### [TO BE DONE]
Select the lines below containing the word "JSON".

### [DATA EXTRACT]
________________________________________

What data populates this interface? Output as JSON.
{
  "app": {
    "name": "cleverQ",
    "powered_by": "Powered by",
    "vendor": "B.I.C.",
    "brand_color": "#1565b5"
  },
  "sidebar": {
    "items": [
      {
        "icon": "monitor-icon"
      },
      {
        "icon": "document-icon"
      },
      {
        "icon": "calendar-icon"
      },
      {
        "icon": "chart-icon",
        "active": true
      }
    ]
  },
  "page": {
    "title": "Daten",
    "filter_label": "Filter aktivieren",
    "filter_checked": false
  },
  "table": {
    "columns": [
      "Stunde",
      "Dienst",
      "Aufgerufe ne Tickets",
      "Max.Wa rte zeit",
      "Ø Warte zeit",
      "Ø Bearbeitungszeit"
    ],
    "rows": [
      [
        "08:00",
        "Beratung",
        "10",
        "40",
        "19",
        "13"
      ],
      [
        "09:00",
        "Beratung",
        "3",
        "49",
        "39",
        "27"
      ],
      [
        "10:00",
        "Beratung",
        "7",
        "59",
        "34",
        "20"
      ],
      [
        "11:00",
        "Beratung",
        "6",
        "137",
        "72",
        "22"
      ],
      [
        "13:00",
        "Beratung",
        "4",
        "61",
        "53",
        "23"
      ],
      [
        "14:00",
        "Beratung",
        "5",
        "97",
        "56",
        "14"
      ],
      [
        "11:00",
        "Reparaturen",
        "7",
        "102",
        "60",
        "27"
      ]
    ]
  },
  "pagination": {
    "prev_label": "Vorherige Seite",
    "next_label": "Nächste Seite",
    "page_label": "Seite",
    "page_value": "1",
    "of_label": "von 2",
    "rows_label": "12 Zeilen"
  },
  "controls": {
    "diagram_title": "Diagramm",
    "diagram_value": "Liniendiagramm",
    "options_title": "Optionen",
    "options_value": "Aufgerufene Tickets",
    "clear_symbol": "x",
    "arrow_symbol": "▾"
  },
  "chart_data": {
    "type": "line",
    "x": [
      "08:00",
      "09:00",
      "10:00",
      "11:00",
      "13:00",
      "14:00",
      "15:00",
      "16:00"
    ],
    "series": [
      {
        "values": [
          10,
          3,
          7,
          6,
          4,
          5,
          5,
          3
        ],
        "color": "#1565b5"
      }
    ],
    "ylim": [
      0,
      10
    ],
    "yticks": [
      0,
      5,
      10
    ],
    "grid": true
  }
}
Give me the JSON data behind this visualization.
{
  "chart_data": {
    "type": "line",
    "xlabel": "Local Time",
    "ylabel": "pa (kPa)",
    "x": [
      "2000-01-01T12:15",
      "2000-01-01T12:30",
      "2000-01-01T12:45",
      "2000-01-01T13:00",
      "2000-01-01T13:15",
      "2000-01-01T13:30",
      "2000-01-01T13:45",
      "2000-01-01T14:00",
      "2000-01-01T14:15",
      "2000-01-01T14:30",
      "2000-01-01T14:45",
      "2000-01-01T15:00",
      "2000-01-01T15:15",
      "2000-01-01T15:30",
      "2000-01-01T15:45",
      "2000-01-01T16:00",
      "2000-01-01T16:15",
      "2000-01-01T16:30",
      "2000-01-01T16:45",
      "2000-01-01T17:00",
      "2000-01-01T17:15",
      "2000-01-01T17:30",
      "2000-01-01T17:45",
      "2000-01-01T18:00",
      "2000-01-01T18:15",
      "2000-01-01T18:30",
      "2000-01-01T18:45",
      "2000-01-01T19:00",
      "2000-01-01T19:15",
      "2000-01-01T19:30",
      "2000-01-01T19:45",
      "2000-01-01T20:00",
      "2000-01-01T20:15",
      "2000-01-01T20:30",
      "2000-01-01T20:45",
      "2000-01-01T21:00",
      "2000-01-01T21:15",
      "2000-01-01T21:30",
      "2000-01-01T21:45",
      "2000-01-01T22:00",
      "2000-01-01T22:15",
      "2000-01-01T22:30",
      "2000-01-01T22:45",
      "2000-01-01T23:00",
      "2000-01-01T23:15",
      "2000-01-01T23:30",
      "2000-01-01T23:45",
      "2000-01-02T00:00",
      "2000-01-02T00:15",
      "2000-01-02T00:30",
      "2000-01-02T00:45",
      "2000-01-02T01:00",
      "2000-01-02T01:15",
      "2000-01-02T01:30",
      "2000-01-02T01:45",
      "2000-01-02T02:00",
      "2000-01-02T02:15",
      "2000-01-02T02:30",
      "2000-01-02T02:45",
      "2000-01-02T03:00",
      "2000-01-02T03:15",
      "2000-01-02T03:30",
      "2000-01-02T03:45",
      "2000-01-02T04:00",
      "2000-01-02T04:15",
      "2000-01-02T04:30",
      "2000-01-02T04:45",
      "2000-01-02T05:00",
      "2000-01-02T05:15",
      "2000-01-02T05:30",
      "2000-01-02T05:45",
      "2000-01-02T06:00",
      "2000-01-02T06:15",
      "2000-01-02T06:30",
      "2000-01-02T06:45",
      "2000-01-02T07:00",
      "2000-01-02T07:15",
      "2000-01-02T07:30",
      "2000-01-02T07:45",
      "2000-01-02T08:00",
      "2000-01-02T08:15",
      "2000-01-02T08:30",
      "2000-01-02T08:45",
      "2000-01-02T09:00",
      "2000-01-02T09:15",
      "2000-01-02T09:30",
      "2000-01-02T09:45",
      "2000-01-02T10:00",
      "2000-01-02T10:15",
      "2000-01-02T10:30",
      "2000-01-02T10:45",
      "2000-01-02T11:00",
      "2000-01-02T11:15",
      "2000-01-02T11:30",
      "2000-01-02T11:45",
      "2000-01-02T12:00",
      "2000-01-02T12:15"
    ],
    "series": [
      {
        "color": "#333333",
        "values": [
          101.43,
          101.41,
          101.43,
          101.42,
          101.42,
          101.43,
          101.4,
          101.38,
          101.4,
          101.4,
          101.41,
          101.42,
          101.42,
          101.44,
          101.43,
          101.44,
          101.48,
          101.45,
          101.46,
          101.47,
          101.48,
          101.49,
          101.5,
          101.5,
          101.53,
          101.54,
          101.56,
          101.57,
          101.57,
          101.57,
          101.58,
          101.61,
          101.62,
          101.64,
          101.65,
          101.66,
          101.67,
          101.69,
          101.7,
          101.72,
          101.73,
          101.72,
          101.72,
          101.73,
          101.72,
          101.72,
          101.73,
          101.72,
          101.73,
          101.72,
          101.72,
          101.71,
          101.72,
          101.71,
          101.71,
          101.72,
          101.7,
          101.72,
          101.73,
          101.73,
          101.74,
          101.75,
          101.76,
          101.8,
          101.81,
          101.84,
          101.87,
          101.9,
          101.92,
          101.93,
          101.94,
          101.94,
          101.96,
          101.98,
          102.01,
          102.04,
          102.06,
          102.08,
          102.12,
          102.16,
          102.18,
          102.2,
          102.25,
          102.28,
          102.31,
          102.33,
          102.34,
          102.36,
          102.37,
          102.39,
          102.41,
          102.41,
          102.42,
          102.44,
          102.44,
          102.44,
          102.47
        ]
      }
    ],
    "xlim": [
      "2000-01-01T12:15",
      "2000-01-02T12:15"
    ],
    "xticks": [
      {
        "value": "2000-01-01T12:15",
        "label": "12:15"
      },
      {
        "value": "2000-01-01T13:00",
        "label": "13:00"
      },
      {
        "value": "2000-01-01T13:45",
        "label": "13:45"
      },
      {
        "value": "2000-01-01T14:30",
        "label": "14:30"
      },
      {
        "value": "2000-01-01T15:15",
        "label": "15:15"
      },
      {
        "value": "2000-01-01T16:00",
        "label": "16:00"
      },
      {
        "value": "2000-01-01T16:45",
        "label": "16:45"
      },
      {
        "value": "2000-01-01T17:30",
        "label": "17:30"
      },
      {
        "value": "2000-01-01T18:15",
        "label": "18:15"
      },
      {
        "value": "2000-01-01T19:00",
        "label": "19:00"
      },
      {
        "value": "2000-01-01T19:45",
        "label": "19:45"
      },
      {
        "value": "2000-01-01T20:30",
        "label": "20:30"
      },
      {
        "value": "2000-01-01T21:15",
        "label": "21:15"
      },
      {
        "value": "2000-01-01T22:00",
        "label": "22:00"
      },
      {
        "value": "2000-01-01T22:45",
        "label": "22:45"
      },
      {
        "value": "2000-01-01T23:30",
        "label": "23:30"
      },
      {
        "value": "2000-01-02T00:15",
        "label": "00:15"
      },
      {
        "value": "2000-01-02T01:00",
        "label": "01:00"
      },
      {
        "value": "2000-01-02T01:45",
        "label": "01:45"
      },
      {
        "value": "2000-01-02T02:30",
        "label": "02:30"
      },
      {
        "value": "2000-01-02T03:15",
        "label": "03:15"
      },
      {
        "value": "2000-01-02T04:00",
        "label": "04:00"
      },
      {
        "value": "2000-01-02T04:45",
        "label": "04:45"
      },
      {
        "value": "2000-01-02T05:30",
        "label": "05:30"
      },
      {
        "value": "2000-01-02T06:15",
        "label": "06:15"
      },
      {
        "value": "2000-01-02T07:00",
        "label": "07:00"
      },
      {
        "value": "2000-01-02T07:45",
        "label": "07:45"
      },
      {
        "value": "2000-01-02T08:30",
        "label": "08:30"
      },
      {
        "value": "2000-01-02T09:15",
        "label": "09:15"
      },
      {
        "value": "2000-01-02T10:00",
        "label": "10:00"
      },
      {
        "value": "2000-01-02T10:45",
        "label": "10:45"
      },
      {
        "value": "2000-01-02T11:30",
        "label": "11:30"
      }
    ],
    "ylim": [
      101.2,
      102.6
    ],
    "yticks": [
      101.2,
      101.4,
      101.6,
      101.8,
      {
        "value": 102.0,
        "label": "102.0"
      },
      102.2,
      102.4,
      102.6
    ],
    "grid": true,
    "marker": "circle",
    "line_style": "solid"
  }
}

________________________________________

### [TASK SOLUTION]
What data populates this interface? Output as JSON.
Give me the JSON data behind this visualization.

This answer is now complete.